═══ Provided records

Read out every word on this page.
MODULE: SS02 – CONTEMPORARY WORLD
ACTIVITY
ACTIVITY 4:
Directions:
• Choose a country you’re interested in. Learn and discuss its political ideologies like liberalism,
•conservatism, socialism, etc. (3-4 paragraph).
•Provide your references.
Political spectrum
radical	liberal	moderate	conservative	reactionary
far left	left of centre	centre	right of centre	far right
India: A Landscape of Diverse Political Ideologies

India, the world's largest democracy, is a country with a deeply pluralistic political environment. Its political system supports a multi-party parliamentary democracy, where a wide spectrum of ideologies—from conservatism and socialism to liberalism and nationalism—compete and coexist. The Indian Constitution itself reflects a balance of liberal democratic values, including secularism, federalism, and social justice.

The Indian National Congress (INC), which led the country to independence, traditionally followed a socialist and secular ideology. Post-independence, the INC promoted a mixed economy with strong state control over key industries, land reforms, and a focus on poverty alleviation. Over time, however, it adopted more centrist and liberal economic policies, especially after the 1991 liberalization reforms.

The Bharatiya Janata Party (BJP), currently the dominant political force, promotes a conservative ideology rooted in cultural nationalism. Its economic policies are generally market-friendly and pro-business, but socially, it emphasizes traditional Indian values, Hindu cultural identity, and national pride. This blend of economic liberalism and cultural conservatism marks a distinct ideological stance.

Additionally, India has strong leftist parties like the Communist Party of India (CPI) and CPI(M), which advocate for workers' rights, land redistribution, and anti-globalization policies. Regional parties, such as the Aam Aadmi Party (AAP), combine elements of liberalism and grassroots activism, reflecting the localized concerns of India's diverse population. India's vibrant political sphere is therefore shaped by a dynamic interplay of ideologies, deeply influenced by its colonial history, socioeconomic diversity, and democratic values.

══════

Exercise brief — Gather each line in these records that contains the string "conservative".

Output for this exercise —
radical	liberal	moderate	conservative	reactionary
The Bharatiya Janata Party (BJP), currently the dominant political force, promotes a conservative ideology rooted in cultural nationalism. Its economic policies are generally market-friendly and pro-business, but socially, it emphasizes traditional Indian values, Hindu cultural identity, and national pride. This blend of economic liberalism and cultural conservatism marks a distinct ideological stance.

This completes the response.